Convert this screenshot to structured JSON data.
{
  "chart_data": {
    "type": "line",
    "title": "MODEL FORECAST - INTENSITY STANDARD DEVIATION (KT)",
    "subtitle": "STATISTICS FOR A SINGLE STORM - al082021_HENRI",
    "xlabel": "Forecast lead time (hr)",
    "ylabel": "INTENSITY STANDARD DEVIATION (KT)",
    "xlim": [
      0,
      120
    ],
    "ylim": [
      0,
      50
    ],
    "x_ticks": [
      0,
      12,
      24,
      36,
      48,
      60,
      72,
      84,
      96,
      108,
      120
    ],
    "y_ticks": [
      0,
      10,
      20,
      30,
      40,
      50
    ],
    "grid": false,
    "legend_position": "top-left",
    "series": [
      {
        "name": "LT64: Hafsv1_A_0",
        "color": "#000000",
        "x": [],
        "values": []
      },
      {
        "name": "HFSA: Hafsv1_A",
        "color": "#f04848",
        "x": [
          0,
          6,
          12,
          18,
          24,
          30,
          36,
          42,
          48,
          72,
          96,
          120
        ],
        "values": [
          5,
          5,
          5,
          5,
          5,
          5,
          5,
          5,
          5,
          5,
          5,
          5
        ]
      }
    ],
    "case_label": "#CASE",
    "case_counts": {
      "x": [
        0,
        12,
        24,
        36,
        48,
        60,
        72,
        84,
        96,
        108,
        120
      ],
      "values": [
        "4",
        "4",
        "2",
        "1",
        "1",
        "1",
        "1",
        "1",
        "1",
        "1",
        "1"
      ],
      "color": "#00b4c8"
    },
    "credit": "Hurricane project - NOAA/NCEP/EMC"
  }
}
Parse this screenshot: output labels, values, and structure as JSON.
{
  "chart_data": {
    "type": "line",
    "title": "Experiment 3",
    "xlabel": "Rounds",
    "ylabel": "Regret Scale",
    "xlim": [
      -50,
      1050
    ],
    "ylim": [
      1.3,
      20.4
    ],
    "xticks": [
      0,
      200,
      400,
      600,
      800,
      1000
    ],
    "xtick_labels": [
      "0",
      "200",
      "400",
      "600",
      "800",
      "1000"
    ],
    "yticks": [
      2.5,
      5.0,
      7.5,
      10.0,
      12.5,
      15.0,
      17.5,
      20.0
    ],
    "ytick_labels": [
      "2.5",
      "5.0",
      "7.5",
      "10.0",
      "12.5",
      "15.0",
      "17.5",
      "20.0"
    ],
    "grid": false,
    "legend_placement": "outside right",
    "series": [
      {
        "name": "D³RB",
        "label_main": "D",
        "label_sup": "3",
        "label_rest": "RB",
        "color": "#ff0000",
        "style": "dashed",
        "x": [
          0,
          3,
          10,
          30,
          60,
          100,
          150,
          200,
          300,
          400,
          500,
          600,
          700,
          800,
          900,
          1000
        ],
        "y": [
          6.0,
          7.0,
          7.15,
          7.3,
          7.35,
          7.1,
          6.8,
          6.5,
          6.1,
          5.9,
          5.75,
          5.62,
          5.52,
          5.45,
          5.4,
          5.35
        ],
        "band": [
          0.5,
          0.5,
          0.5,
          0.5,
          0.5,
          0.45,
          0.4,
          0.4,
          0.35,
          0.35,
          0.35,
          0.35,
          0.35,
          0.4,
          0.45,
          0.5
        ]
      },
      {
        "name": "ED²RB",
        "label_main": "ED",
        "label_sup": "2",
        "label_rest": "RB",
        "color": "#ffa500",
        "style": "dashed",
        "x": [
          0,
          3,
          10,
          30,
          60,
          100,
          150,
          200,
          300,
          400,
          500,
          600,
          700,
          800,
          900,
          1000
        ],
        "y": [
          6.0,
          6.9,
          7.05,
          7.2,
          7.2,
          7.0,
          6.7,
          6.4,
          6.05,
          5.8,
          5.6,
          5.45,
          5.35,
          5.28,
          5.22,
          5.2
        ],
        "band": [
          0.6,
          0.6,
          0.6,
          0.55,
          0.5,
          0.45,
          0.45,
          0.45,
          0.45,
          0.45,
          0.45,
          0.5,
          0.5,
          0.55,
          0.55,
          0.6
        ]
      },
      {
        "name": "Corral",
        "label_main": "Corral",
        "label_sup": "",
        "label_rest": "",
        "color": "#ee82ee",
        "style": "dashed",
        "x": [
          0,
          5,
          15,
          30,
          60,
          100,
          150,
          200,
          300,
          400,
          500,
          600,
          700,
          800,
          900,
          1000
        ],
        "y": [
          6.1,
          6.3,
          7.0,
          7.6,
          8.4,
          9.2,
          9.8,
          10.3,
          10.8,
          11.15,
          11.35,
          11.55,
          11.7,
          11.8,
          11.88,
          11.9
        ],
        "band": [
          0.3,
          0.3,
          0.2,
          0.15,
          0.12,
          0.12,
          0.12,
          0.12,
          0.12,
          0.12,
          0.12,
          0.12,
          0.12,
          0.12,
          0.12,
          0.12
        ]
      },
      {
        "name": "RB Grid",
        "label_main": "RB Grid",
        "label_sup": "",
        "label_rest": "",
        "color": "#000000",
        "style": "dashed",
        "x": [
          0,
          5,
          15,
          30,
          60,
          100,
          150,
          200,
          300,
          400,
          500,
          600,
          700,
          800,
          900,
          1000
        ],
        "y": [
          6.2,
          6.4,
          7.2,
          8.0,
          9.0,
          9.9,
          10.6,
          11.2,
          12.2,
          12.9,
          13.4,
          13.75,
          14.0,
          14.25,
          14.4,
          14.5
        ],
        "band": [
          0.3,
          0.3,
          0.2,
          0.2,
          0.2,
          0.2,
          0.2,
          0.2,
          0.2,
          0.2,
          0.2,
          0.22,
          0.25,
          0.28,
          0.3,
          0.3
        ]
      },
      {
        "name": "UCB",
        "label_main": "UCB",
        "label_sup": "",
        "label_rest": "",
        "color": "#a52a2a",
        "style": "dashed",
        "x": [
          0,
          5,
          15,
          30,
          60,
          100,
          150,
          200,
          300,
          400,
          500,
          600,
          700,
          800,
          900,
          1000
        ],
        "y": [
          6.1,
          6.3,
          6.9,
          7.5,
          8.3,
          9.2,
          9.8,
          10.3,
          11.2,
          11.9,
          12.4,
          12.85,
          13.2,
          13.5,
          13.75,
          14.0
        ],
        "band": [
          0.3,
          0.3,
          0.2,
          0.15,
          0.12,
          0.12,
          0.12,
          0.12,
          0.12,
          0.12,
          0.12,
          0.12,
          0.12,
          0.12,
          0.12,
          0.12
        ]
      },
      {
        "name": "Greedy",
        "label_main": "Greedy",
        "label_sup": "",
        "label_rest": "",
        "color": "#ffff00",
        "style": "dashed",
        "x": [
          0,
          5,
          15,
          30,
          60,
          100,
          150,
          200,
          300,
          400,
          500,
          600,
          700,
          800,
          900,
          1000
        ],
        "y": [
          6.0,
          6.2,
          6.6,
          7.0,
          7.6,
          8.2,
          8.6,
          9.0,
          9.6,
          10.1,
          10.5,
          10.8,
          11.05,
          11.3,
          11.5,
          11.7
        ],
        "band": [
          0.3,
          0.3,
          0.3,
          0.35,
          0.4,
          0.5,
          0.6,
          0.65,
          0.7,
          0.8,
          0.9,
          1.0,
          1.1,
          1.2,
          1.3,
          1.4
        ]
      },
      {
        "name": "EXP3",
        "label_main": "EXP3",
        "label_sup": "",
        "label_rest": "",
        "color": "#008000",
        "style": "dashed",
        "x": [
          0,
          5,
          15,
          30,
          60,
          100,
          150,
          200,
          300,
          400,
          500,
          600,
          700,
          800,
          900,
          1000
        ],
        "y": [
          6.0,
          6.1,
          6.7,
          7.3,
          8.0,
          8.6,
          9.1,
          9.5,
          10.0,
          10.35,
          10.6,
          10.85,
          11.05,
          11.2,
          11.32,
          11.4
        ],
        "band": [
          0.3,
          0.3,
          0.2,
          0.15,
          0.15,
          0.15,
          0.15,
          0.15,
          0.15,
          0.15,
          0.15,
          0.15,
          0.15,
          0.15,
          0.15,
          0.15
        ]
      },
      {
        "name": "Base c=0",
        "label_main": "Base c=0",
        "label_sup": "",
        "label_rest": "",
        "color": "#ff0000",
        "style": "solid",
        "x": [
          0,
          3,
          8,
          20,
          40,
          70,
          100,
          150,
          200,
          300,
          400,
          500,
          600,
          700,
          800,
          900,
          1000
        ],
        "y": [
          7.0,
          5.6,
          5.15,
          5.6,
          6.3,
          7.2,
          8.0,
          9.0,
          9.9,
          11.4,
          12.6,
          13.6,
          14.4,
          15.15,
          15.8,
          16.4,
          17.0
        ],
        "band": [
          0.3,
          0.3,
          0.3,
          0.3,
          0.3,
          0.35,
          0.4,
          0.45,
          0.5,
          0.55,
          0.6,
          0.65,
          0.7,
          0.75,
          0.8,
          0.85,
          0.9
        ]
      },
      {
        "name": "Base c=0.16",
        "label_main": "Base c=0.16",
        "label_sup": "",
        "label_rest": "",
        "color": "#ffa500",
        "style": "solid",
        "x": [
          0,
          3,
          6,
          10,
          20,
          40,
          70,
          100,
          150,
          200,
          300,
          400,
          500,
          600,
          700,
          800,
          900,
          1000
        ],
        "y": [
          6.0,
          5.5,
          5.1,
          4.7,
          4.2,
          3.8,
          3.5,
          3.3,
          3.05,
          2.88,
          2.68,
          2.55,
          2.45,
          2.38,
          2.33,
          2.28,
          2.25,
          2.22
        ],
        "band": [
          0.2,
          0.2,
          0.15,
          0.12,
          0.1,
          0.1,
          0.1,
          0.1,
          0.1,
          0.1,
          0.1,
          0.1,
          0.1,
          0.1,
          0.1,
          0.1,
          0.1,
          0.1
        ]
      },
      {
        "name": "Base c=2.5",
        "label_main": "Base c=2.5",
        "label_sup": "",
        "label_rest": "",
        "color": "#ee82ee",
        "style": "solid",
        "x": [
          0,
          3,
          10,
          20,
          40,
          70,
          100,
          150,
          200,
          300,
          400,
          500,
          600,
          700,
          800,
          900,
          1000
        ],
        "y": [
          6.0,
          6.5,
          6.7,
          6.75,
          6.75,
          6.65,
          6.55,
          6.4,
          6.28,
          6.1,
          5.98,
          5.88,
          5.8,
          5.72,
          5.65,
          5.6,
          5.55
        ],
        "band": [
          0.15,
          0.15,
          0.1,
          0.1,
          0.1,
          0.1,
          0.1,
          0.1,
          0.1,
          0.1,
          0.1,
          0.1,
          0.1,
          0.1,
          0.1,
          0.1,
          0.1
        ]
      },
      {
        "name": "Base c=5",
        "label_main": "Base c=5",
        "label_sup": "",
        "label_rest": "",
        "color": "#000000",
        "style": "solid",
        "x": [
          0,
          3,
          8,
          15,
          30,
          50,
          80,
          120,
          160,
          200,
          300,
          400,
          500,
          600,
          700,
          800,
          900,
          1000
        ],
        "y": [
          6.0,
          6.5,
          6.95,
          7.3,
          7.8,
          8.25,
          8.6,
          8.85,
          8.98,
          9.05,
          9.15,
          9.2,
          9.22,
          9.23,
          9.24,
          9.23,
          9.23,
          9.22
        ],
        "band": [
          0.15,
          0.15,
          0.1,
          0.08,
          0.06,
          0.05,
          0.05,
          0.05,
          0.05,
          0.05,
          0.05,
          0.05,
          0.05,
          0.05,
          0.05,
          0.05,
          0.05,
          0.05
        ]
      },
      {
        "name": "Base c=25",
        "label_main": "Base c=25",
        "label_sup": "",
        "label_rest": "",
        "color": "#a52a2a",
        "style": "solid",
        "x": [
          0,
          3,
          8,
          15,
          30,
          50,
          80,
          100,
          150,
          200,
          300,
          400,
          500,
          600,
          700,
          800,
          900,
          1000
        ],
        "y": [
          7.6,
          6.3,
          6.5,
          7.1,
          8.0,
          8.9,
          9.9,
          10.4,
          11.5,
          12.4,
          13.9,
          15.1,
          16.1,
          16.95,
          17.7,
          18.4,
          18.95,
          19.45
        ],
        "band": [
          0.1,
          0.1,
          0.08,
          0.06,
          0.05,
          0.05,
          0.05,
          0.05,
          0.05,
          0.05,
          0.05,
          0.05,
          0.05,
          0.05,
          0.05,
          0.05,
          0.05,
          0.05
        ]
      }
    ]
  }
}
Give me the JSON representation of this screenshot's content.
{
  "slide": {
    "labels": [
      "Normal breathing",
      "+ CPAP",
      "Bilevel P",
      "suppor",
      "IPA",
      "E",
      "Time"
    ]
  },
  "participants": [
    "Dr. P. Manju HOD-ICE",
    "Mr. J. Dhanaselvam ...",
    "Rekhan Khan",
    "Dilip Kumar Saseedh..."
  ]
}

********************

**Request**.
Repeat exactly, and only, the lines from the line containing "Give me the" through the last line of the records above, both included.

**Result for this exercise**.
Give me the JSON representation of this screenshot's content.
{
  "slide": {
    "labels": [
      "Normal breathing",
      "+ CPAP",
      "Bilevel P",
      "suppor",
      "IPA",
      "E",
      "Time"
    ]
  },
  "participants": [
    "Dr. P. Manju HOD-ICE",
    "Mr. J. Dhanaselvam ...",
    "Rekhan Khan",
    "Dilip Kumar Saseedh..."
  ]
}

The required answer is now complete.